▶ _EXERCISE INSTRUCTIONS_
Copy all of the material below exactly.

----------------------------------------

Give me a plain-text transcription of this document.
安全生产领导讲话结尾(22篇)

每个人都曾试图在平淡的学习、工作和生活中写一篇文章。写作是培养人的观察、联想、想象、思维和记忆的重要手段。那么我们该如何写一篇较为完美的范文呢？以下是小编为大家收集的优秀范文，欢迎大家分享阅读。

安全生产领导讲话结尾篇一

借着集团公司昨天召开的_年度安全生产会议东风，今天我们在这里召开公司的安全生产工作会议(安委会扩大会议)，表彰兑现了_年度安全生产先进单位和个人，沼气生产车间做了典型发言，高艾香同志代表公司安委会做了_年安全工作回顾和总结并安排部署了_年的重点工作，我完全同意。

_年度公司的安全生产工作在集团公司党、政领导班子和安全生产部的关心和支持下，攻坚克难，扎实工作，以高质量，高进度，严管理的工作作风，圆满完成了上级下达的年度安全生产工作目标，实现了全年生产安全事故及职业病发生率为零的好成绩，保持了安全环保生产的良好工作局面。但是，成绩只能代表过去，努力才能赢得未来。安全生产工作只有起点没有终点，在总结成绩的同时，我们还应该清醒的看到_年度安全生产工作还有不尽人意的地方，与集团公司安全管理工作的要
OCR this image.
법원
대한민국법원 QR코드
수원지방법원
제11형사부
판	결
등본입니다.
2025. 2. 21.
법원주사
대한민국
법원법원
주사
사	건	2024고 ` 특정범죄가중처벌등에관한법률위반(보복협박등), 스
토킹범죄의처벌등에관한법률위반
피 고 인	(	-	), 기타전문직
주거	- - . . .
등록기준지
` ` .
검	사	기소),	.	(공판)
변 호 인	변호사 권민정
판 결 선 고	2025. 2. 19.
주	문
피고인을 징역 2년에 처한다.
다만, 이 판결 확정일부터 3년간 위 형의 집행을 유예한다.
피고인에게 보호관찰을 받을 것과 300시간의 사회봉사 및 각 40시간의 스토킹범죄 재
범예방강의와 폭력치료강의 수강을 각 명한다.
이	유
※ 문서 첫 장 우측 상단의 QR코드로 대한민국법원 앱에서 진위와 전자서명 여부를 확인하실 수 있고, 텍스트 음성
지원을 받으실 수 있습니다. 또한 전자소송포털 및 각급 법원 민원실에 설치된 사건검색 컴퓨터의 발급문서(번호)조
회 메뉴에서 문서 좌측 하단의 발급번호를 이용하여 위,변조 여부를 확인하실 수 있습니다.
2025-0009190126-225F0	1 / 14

----------------------------------------

▶ _RESPONSE TO THIS EXERCISE_
Give me a plain-text transcription of this document.
安全生产领导讲话结尾(22篇)

每个人都曾试图在平淡的学习、工作和生活中写一篇文章。写作是培养人的观察、联想、想象、思维和记忆的重要手段。那么我们该如何写一篇较为完美的范文呢？以下是小编为大家收集的优秀范文，欢迎大家分享阅读。

安全生产领导讲话结尾篇一

借着集团公司昨天召开的_年度安全生产会议东风，今天我们在这里召开公司的安全生产工作会议(安委会扩大会议)，表彰兑现了_年度安全生产先进单位和个人，沼气生产车间做了典型发言，高艾香同志代表公司安委会做了_年安全工作回顾和总结并安排部署了_年的重点工作，我完全同意。

_年度公司的安全生产工作在集团公司党、政领导班子和安全生产部的关心和支持下，攻坚克难，扎实工作，以高质量，高进度，严管理的工作作风，圆满完成了上级下达的年度安全生产工作目标，实现了全年生产安全事故及职业病发生率为零的好成绩，保持了安全环保生产的良好工作局面。但是，成绩只能代表过去，努力才能赢得未来。安全生产工作只有起点没有终点，在总结成绩的同时，我们还应该清醒的看到_年度安全生产工作还有不尽人意的地方，与集团公司安全管理工作的要
OCR this image.
법원
대한민국법원 QR코드
수원지방법원
제11형사부
판	결
등본입니다.
2025. 2. 21.
법원주사
대한민국
법원법원
주사
사	건	2024고 ` 특정범죄가중처벌등에관한법률위반(보복협박등), 스
토킹범죄의처벌등에관한법률위반
피 고 인	(	-	), 기타전문직
주거	- - . . .
등록기준지
` ` .
검	사	기소),	.	(공판)
변 호 인	변호사 권민정
판 결 선 고	2025. 2. 19.
주	문
피고인을 징역 2년에 처한다.
다만, 이 판결 확정일부터 3년간 위 형의 집행을 유예한다.
피고인에게 보호관찰을 받을 것과 300시간의 사회봉사 및 각 40시간의 스토킹범죄 재
범예방강의와 폭력치료강의 수강을 각 명한다.
이	유
※ 문서 첫 장 우측 상단의 QR코드로 대한민국법원 앱에서 진위와 전자서명 여부를 확인하실 수 있고, 텍스트 음성
지원을 받으실 수 있습니다. 또한 전자소송포털 및 각급 법원 민원실에 설치된 사건검색 컴퓨터의 발급문서(번호)조
회 메뉴에서 문서 좌측 하단의 발급번호를 이용하여 위,변조 여부를 확인하실 수 있습니다.
2025-0009190126-225F0	1 / 14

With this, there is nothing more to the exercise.